## begin

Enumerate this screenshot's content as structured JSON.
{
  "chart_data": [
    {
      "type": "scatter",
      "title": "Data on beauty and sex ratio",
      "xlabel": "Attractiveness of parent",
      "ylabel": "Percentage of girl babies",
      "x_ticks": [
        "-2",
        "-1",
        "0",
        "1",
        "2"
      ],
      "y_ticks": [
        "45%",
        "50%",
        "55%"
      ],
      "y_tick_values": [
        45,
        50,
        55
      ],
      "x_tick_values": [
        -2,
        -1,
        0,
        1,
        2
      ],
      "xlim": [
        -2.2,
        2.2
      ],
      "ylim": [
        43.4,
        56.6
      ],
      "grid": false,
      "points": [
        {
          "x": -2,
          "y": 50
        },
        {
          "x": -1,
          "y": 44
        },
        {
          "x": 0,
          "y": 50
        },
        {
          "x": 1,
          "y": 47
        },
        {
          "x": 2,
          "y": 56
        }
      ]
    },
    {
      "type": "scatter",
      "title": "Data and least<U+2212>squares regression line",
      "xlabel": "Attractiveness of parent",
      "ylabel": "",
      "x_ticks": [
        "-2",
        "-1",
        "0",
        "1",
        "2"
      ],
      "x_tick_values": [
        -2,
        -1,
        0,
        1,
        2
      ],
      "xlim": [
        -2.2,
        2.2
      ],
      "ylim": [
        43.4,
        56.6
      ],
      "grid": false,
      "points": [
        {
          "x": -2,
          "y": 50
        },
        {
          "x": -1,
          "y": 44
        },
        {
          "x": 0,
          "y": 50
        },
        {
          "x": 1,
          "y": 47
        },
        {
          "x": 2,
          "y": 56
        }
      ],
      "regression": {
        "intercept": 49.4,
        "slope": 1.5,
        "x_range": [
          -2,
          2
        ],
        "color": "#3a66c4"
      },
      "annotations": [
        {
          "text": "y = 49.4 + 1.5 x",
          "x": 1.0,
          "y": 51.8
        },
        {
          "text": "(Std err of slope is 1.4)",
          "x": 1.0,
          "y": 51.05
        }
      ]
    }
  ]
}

## end

== WRITTEN INSTRUCTION ==
Copy each record from above exactly, and include every line.

== RESULT ==
Enumerate this screenshot's content as structured JSON.
{
  "chart_data": [
    {
      "type": "scatter",
      "title": "Data on beauty and sex ratio",
      "xlabel": "Attractiveness of parent",
      "ylabel": "Percentage of girl babies",
      "x_ticks": [
        "-2",
        "-1",
        "0",
        "1",
        "2"
      ],
      "y_ticks": [
        "45%",
        "50%",
        "55%"
      ],
      "y_tick_values": [
        45,
        50,
        55
      ],
      "x_tick_values": [
        -2,
        -1,
        0,
        1,
        2
      ],
      "xlim": [
        -2.2,
        2.2
      ],
      "ylim": [
        43.4,
        56.6
      ],
      "grid": false,
      "points": [
        {
          "x": -2,
          "y": 50
        },
        {
          "x": -1,
          "y": 44
        },
        {
          "x": 0,
          "y": 50
        },
        {
          "x": 1,
          "y": 47
        },
        {
          "x": 2,
          "y": 56
        }
      ]
    },
    {
      "type": "scatter",
      "title": "Data and least<U+2212>squares regression line",
      "xlabel": "Attractiveness of parent",
      "ylabel": "",
      "x_ticks": [
        "-2",
        "-1",
        "0",
        "1",
        "2"
      ],
      "x_tick_values": [
        -2,
        -1,
        0,
        1,
        2
      ],
      "xlim": [
        -2.2,
        2.2
      ],
      "ylim": [
        43.4,
        56.6
      ],
      "grid": false,
      "points": [
        {
          "x": -2,
          "y": 50
        },
        {
          "x": -1,
          "y": 44
        },
        {
          "x": 0,
          "y": 50
        },
        {
          "x": 1,
          "y": 47
        },
        {
          "x": 2,
          "y": 56
        }
      ],
      "regression": {
        "intercept": 49.4,
        "slope": 1.5,
        "x_range": [
          -2,
          2
        ],
        "color": "#3a66c4"
      },
      "annotations": [
        {
          "text": "y = 49.4 + 1.5 x",
          "x": 1.0,
          "y": 51.8
        },
        {
          "text": "(Std err of slope is 1.4)",
          "x": 1.0,
          "y": 51.05
        }
      ]
    }
  ]
}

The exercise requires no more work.